[START OF Records supplied]

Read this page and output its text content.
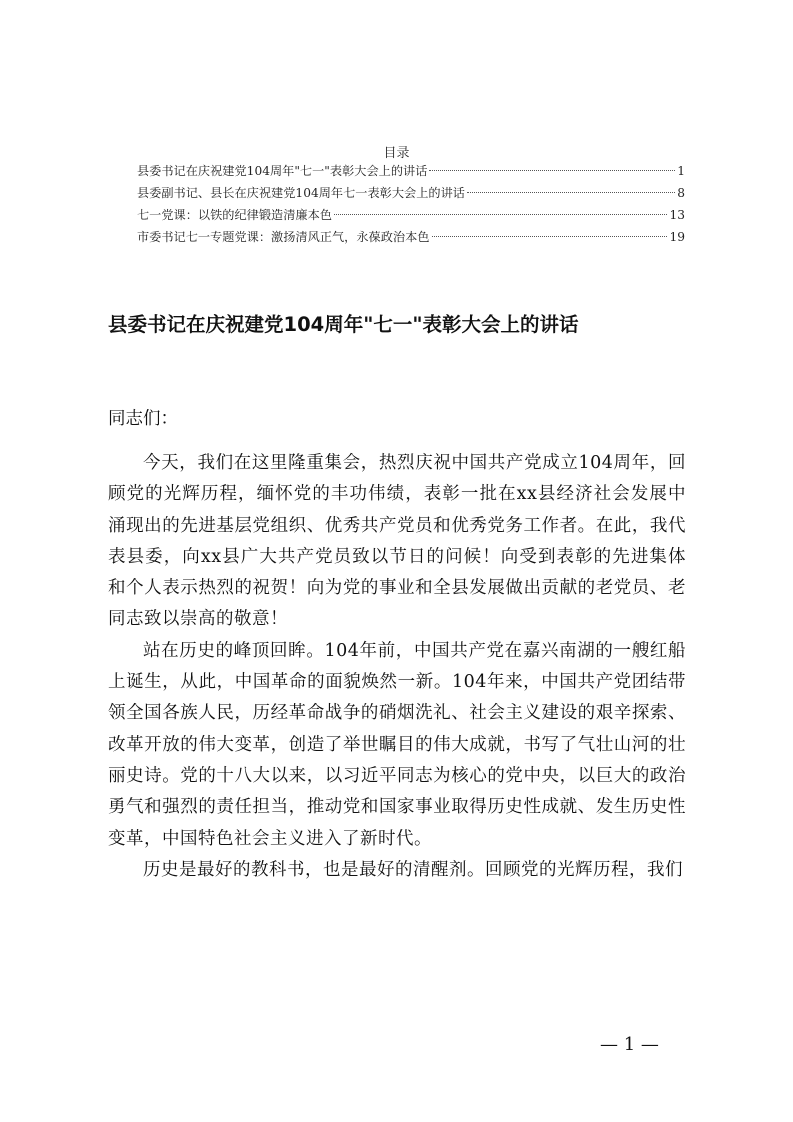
目录
县委书记在庆祝建党104周年"七一"表彰大会上的讲话	1
县委副书记、县长在庆祝建党104周年七一表彰大会上的讲话	8
七一党课：以铁的纪律锻造清廉本色	13
市委书记七一专题党课：激扬清风正气，永葆政治本色	19
县委书记在庆祝建党104周年"七一"表彰大会上的讲话
同志们：

今天，我们在这里隆重集会，热烈庆祝中国共产党成立104周年，回顾党的光辉历程，缅怀党的丰功伟绩，表彰一批在xx县经济社会发展中涌现出的先进基层党组织、优秀共产党员和优秀党务工作者。在此，我代表县委，向xx县广大共产党员致以节日的问候！向受到表彰的先进集体和个人表示热烈的祝贺！向为党的事业和全县发展做出贡献的老党员、老同志致以崇高的敬意！

站在历史的峰顶回眸。104年前，中国共产党在嘉兴南湖的一艘红船上诞生，从此，中国革命的面貌焕然一新。104年来，中国共产党团结带领全国各族人民，历经革命战争的硝烟洗礼、社会主义建设的艰辛探索、改革开放的伟大变革，创造了举世瞩目的伟大成就，书写了气壮山河的壮丽史诗。党的十八大以来，以习近平同志为核心的党中央，以巨大的政治勇气和强烈的责任担当，推动党和国家事业取得历史性成就、发生历史性变革，中国特色社会主义进入了新时代。

历史是最好的教科书，也是最好的清醒剂。回顾党的光辉历程，我们

— 1 —
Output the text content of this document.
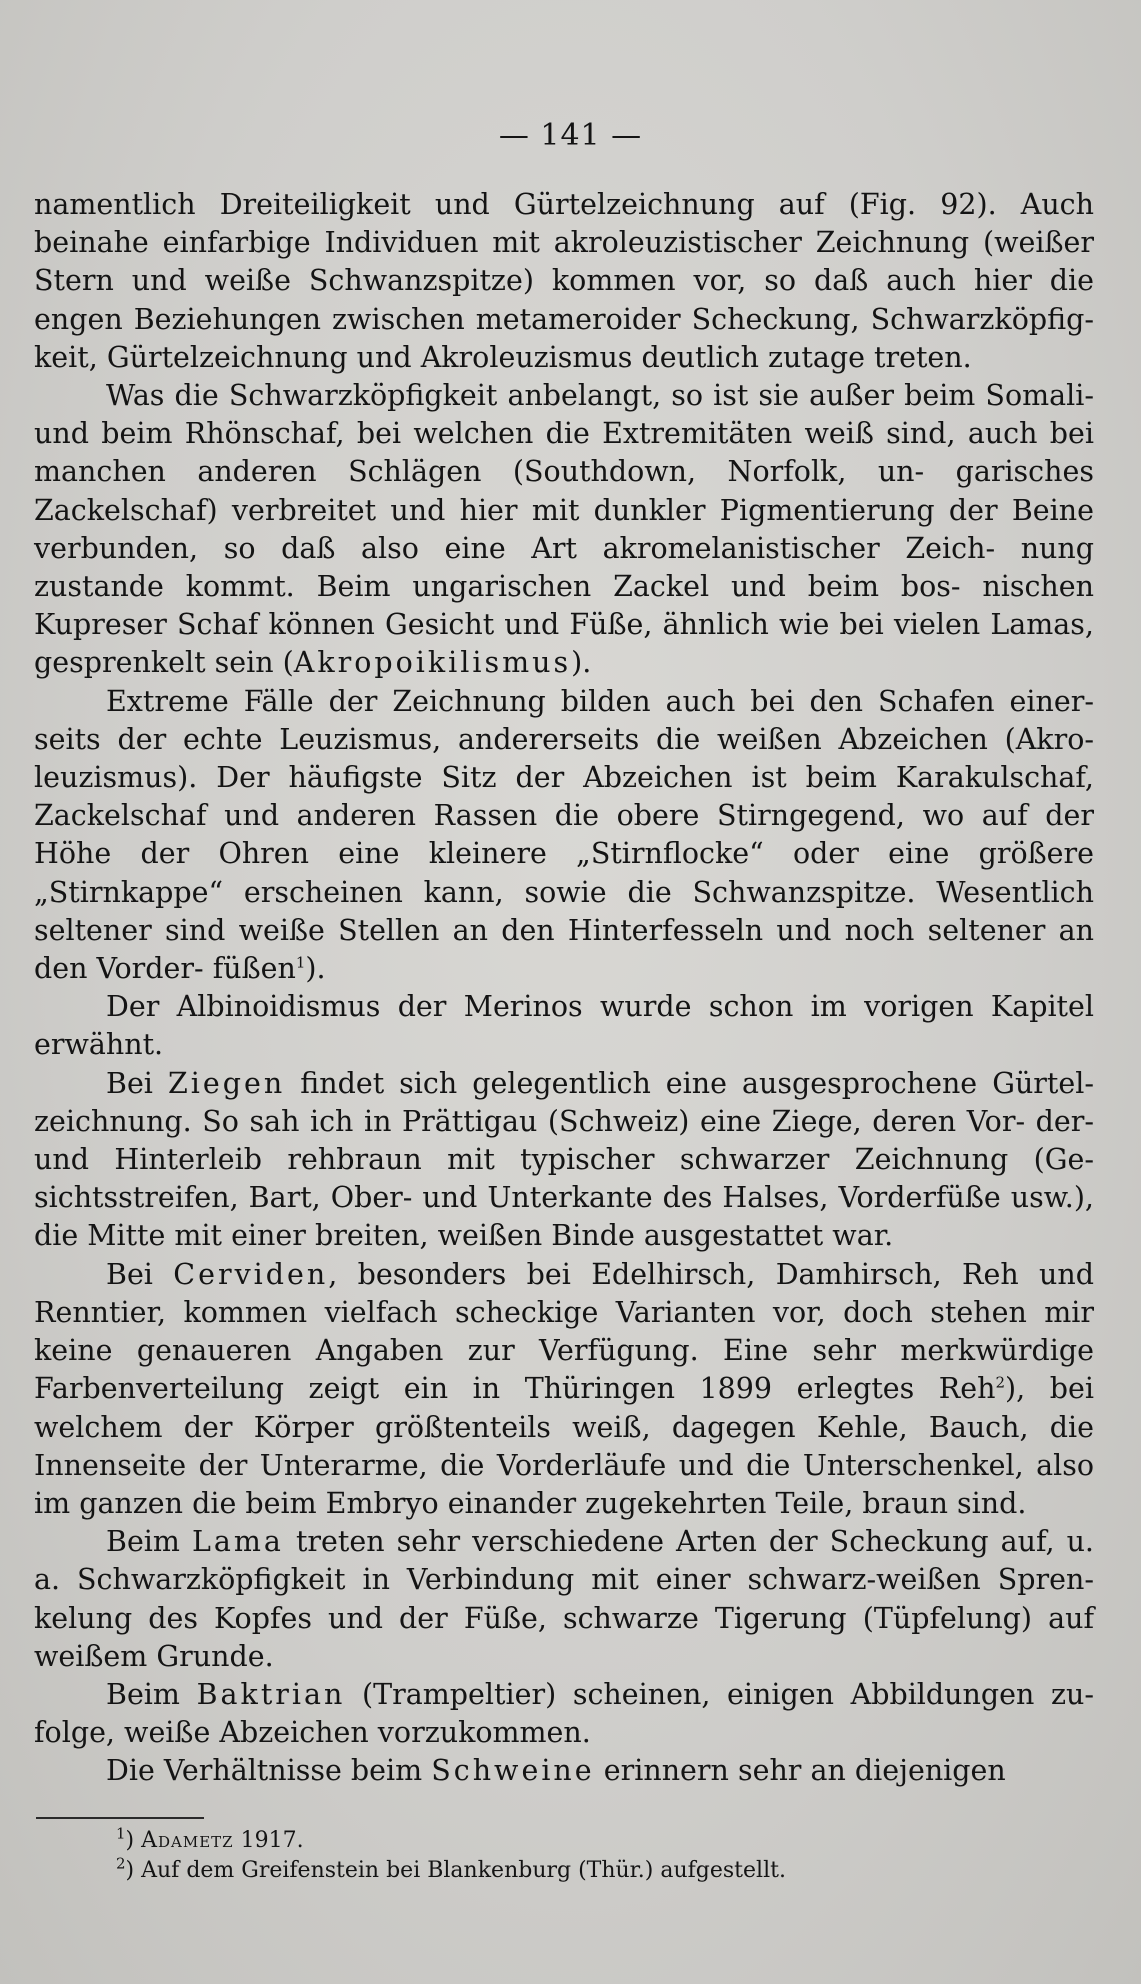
— 141 —

namentlich Dreiteiligkeit und Gürtelzeichnung auf (Fig. 92). Auch beinahe einfarbige Individuen mit akroleuzistischer Zeichnung (weißer Stern und weiße Schwanzspitze) kommen vor, so daß auch hier die engen Beziehungen zwischen metameroider Scheckung, Schwarzköpfig- keit, Gürtelzeichnung und Akroleuzismus deutlich zutage treten.

Was die Schwarzköpfigkeit anbelangt, so ist sie außer beim Somali- und beim Rhönschaf, bei welchen die Extremitäten weiß sind, auch bei manchen anderen Schlägen (Southdown, Norfolk, un- garisches Zackelschaf) verbreitet und hier mit dunkler Pigmentierung der Beine verbunden, so daß also eine Art akromelanistischer Zeich- nung zustande kommt. Beim ungarischen Zackel und beim bos- nischen Kupreser Schaf können Gesicht und Füße, ähnlich wie bei vielen Lamas, gesprenkelt sein (Akropoikilismus).

Extreme Fälle der Zeichnung bilden auch bei den Schafen einer- seits der echte Leuzismus, andererseits die weißen Abzeichen (Akro- leuzismus). Der häufigste Sitz der Abzeichen ist beim Karakulschaf, Zackelschaf und anderen Rassen die obere Stirngegend, wo auf der Höhe der Ohren eine kleinere „Stirnflocke“ oder eine größere „Stirnkappe“ erscheinen kann, sowie die Schwanzspitze. Wesentlich seltener sind weiße Stellen an den Hinterfesseln und noch seltener an den Vorder- füßen$^1$).

Der Albinoidismus der Merinos wurde schon im vorigen Kapitel erwähnt.

Bei Ziegen findet sich gelegentlich eine ausgesprochene Gürtel- zeichnung. So sah ich in Prättigau (Schweiz) eine Ziege, deren Vor- der- und Hinterleib rehbraun mit typischer schwarzer Zeichnung (Ge- sichtsstreifen, Bart, Ober- und Unterkante des Halses, Vorderfüße usw.), die Mitte mit einer breiten, weißen Binde ausgestattet war.

Bei Cerviden, besonders bei Edelhirsch, Damhirsch, Reh und Renntier, kommen vielfach scheckige Varianten vor, doch stehen mir keine genaueren Angaben zur Verfügung. Eine sehr merkwürdige Farbenverteilung zeigt ein in Thüringen 1899 erlegtes Reh$^2$), bei welchem der Körper größtenteils weiß, dagegen Kehle, Bauch, die Innenseite der Unterarme, die Vorderläufe und die Unterschenkel, also im ganzen die beim Embryo einander zugekehrten Teile, braun sind.

Beim Lama treten sehr verschiedene Arten der Scheckung auf, u. a. Schwarzköpfigkeit in Verbindung mit einer schwarz-weißen Spren- kelung des Kopfes und der Füße, schwarze Tigerung (Tüpfelung) auf weißem Grunde.

Beim Baktrian (Trampeltier) scheinen, einigen Abbildungen zu- folge, weiße Abzeichen vorzukommen.

Die Verhältnisse beim Schweine erinnern sehr an diejenigen

$^1$) Adametz 1917.

$^2$) Auf dem Greifenstein bei Blankenburg (Thür.) aufgestellt.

[END OF Records supplied]

| What you will do |
State how many lines of the material contain the string "text", with no other words.

| Reply |
2